#### TASK MATERIAL:
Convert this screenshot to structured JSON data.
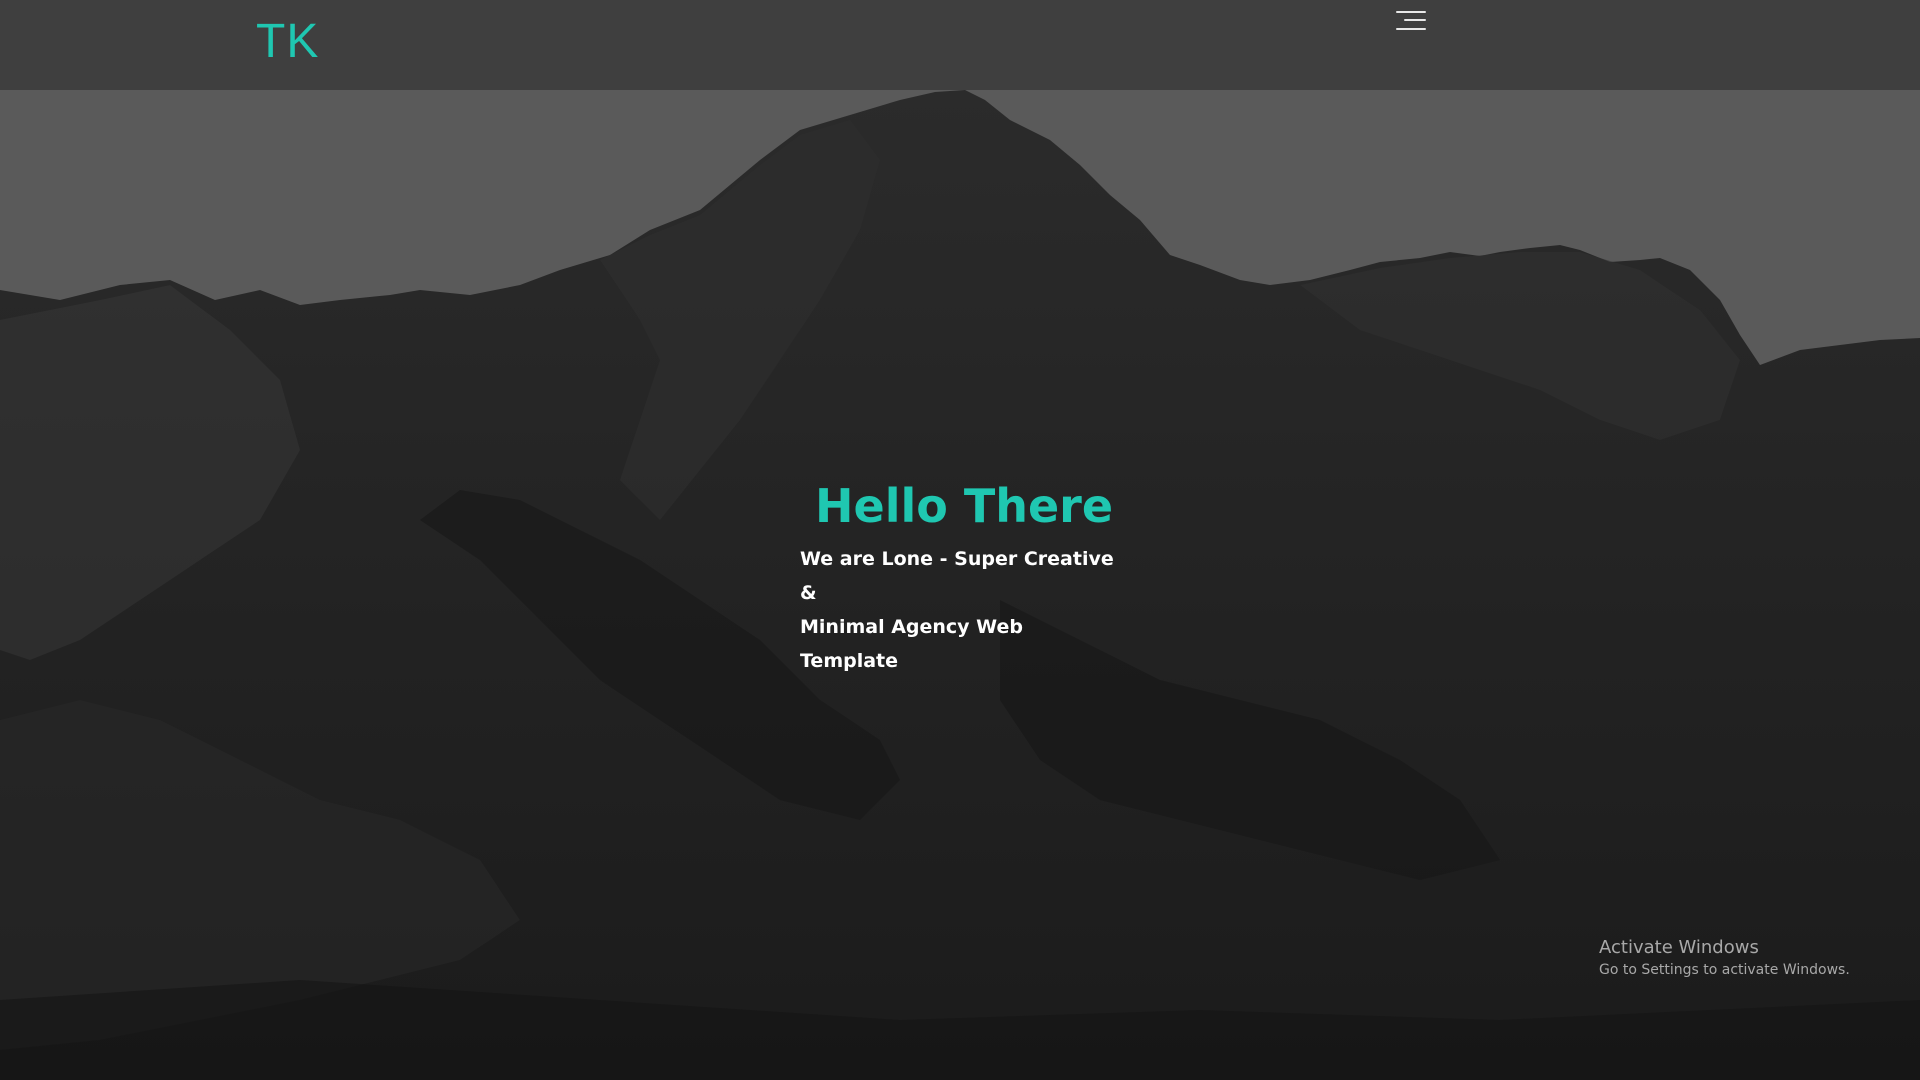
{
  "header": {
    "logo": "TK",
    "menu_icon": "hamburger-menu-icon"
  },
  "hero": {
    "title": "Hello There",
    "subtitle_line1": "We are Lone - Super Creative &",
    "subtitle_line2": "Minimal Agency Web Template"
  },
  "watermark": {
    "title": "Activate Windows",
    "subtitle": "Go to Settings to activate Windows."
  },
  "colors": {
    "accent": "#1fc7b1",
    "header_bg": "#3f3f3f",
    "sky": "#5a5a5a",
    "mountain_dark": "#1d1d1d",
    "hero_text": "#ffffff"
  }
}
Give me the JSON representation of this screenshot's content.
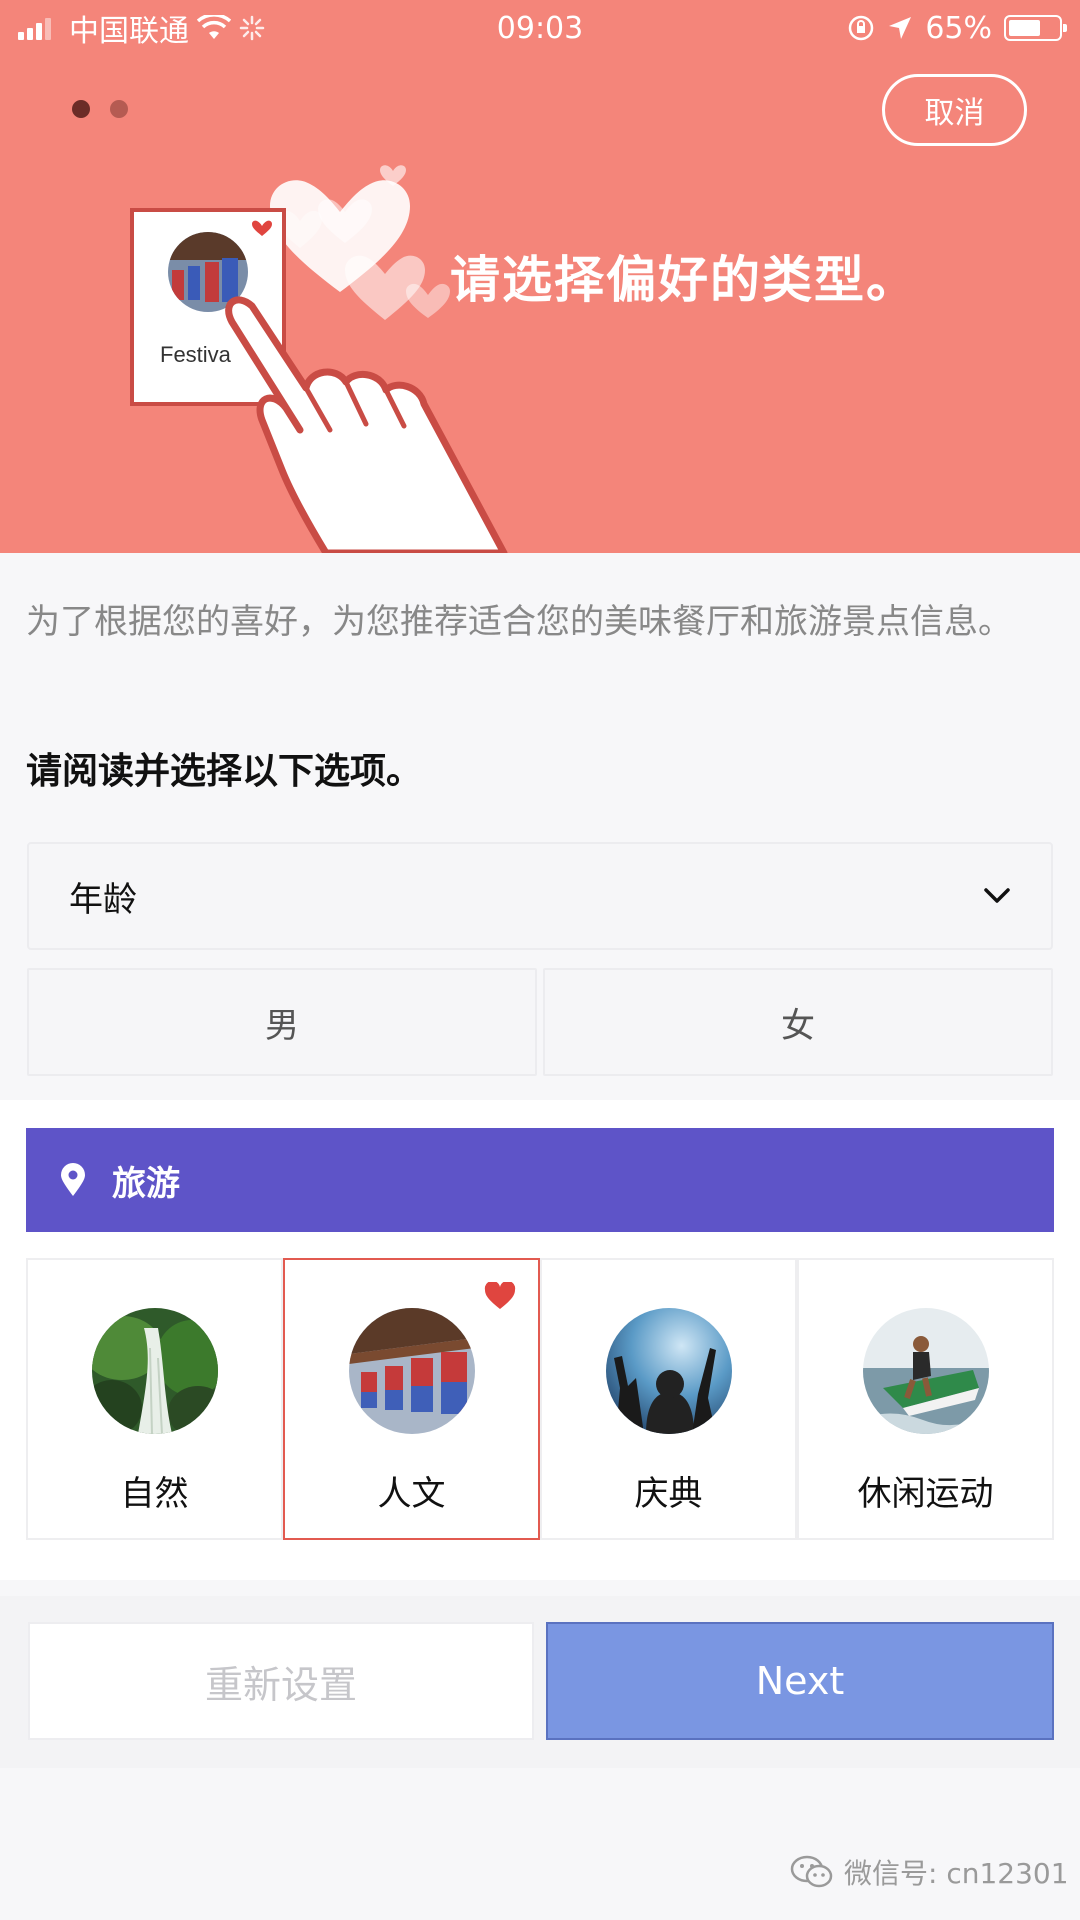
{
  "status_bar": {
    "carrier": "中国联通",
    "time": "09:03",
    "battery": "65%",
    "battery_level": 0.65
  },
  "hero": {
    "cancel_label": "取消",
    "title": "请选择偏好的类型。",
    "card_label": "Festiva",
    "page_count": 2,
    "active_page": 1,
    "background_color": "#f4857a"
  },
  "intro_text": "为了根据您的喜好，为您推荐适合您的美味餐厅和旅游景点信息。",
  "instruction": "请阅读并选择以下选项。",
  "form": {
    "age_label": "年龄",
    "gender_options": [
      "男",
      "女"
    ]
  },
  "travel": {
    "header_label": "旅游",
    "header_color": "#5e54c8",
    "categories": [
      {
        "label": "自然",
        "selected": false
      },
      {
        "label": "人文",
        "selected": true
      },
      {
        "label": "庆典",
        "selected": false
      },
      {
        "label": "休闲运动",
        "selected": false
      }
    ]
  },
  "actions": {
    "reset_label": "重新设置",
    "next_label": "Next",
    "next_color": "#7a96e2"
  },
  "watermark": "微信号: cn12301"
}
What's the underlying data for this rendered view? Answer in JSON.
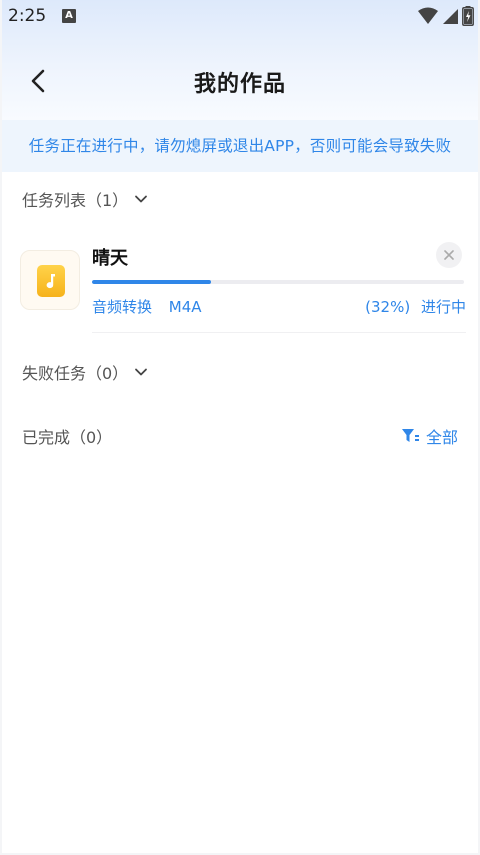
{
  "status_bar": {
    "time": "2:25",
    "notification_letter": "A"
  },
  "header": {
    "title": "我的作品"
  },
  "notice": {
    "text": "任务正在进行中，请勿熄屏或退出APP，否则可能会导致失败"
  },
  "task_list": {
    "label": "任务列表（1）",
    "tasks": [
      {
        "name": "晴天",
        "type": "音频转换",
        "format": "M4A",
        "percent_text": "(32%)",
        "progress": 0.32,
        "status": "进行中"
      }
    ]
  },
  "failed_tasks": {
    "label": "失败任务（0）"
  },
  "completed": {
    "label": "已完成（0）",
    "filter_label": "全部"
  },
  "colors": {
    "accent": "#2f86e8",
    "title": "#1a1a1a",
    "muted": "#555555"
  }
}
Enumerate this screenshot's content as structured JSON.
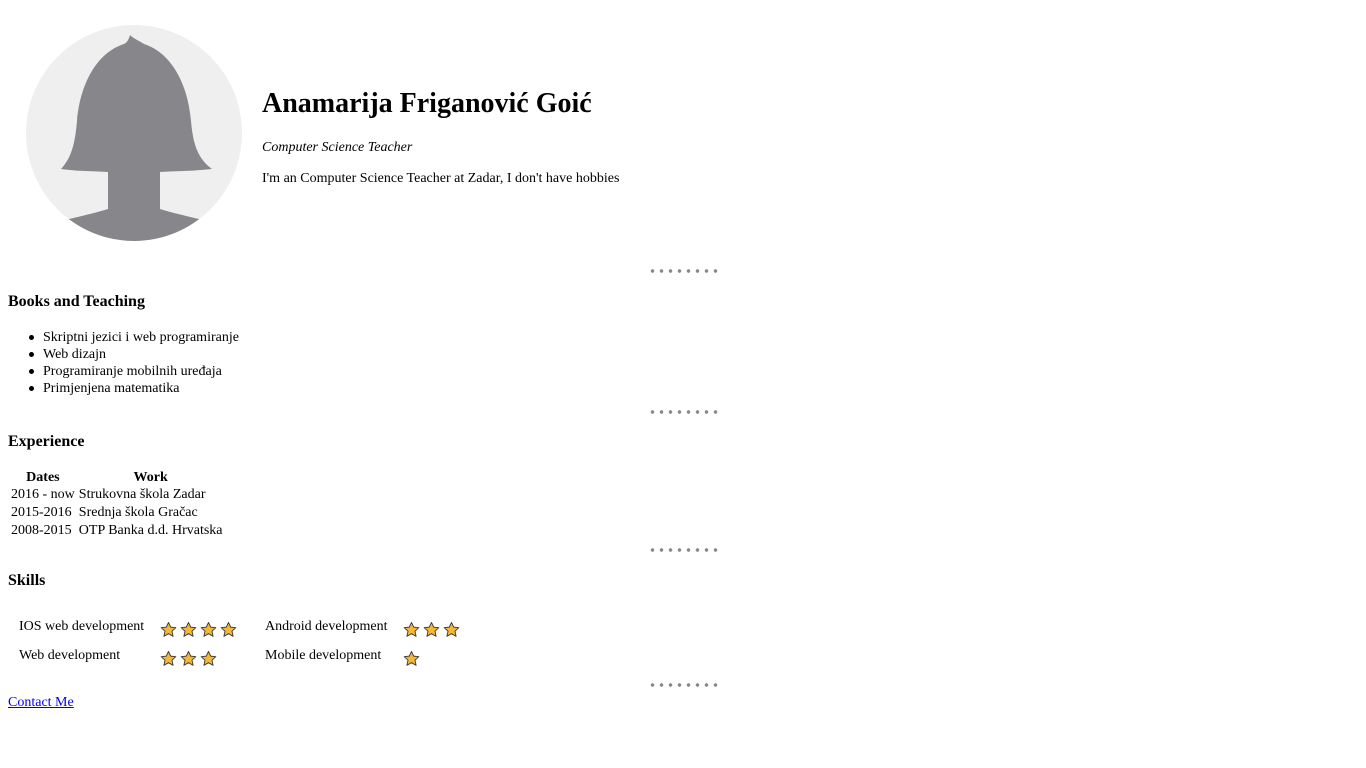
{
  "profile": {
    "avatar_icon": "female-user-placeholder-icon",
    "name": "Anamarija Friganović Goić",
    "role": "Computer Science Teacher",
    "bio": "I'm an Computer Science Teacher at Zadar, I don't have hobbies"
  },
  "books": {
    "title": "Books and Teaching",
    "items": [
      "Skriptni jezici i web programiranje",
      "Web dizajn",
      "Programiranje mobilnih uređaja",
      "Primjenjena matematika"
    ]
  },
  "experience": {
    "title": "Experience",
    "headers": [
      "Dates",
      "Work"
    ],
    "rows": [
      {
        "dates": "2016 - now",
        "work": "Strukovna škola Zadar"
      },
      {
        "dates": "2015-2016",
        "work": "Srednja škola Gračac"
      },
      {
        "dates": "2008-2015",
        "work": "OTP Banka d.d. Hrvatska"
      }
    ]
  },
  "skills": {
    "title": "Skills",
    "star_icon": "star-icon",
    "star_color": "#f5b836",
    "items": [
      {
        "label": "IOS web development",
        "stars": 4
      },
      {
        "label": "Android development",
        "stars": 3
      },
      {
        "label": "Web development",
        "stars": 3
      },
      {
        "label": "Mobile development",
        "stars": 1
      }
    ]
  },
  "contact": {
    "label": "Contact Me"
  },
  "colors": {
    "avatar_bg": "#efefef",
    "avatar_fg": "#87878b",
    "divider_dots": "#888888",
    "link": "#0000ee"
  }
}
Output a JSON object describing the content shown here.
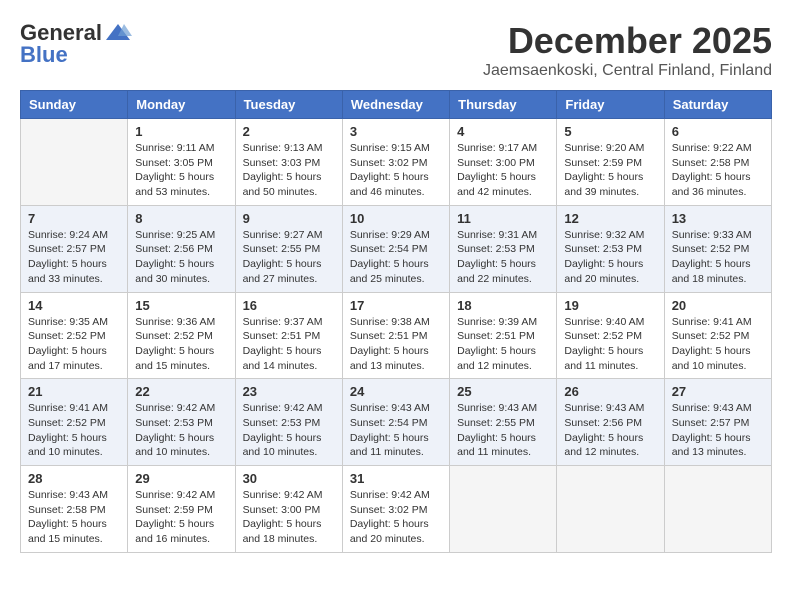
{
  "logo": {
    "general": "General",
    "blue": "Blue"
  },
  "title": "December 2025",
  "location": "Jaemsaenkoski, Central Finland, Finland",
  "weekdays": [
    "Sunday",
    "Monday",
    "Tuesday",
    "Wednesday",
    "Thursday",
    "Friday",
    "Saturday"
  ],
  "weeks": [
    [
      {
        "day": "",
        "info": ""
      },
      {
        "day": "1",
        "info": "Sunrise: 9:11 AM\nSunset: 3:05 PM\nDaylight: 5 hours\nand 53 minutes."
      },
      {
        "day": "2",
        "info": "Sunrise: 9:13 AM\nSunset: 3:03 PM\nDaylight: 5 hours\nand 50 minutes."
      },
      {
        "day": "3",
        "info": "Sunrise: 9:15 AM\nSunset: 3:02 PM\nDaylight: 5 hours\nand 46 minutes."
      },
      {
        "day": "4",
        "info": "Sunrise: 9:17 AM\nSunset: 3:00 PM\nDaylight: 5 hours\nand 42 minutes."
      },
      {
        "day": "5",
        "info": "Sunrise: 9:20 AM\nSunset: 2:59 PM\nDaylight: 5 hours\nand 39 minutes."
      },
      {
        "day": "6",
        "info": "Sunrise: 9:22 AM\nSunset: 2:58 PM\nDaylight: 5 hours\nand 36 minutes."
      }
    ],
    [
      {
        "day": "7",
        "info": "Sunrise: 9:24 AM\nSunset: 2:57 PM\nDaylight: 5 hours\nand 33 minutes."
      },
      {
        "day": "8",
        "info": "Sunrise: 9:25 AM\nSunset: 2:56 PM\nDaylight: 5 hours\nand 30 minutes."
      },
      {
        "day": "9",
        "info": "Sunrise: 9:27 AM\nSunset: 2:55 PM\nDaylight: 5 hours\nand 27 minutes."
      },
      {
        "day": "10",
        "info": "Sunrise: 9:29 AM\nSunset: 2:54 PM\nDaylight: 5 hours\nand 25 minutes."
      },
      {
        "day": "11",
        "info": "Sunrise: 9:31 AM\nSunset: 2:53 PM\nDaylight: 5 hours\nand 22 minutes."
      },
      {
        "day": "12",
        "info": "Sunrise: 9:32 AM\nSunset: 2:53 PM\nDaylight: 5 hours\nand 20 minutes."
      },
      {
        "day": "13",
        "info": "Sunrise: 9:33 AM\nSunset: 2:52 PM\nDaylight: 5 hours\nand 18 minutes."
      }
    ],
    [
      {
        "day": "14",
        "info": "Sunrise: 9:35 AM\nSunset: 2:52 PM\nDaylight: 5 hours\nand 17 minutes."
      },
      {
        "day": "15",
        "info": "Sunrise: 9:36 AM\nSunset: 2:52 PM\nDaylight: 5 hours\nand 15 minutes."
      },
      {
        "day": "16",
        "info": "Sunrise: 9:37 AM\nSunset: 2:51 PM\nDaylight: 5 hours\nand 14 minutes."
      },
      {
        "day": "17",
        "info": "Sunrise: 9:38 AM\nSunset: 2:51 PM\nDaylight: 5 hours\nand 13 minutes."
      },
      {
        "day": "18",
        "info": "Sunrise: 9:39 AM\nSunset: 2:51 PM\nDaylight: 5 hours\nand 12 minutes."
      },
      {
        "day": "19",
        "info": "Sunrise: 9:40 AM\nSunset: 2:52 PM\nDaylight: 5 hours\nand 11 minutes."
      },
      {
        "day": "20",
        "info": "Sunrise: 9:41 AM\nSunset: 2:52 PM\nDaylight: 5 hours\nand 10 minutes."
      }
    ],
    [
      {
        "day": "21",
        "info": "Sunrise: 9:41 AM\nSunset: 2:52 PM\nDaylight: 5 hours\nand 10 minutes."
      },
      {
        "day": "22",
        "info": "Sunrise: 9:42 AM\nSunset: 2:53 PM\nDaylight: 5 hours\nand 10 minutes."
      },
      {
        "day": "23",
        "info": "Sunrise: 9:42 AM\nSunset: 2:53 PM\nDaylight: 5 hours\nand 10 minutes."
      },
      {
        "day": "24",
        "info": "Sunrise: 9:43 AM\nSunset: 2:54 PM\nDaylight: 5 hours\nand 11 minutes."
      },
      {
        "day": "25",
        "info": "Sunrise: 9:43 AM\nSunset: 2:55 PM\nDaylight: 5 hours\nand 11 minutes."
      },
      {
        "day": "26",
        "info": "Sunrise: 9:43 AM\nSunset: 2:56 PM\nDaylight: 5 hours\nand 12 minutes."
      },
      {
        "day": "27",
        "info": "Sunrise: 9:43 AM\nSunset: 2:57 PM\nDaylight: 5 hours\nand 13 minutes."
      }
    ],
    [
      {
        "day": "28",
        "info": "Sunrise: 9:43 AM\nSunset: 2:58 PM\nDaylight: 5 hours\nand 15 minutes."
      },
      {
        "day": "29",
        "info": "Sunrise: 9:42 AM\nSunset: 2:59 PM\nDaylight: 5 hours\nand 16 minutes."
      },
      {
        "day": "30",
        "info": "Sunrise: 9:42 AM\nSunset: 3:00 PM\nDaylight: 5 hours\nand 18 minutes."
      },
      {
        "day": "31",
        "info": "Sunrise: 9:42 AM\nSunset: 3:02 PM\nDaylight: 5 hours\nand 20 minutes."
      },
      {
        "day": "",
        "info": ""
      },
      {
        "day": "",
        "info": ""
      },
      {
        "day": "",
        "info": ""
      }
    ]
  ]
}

#### GIVEN REQUEST:
Show, from the material above, each line that includes the string "data".

#### WRITTEN RESPONSE:
Convert this screenshot to structured JSON data.
What's the underlying data for this rendered view? Answer in JSON.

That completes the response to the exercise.